— begin EXTRACTED ENTRIES —

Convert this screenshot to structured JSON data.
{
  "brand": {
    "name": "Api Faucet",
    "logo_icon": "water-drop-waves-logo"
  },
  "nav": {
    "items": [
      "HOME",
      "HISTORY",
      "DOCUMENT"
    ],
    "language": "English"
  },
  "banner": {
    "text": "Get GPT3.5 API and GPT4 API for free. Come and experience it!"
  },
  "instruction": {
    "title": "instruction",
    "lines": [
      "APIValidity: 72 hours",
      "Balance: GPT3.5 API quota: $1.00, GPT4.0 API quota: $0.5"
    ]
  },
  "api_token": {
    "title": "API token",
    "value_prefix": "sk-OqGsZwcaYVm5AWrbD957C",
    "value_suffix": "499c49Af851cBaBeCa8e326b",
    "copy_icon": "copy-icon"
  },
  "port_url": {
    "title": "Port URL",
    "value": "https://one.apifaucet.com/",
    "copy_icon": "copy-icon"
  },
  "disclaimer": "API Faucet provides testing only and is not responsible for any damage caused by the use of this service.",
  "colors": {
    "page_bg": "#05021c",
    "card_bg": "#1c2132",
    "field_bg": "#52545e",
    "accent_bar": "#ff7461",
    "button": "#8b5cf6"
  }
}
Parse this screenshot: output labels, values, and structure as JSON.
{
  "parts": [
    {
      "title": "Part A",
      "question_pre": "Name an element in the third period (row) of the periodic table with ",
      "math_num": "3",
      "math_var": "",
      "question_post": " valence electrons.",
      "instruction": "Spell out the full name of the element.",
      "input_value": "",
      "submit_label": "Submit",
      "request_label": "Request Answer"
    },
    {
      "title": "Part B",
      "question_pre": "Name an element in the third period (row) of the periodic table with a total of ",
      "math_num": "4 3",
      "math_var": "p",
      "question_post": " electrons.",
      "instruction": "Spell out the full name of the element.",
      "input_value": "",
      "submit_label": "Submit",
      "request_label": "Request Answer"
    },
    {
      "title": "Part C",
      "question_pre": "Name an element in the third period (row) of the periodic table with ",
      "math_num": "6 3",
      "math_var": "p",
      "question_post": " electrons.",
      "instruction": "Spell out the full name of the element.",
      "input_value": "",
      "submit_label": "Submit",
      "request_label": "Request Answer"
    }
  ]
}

— end EXTRACTED ENTRIES —

**TASK REQUIREMENTS**
Every line from the one holding "Parse this screenshot: output" through the final line of the listing must be echoed exactly; leave out all other lines.

**EXERCISE ANSWER**
Parse this screenshot: output labels, values, and structure as JSON.
{
  "parts": [
    {
      "title": "Part A",
      "question_pre": "Name an element in the third period (row) of the periodic table with ",
      "math_num": "3",
      "math_var": "",
      "question_post": " valence electrons.",
      "instruction": "Spell out the full name of the element.",
      "input_value": "",
      "submit_label": "Submit",
      "request_label": "Request Answer"
    },
    {
      "title": "Part B",
      "question_pre": "Name an element in the third period (row) of the periodic table with a total of ",
      "math_num": "4 3",
      "math_var": "p",
      "question_post": " electrons.",
      "instruction": "Spell out the full name of the element.",
      "input_value": "",
      "submit_label": "Submit",
      "request_label": "Request Answer"
    },
    {
      "title": "Part C",
      "question_pre": "Name an element in the third period (row) of the periodic table with ",
      "math_num": "6 3",
      "math_var": "p",
      "question_post": " electrons.",
      "instruction": "Spell out the full name of the element.",
      "input_value": "",
      "submit_label": "Submit",
      "request_label": "Request Answer"
    }
  ]
}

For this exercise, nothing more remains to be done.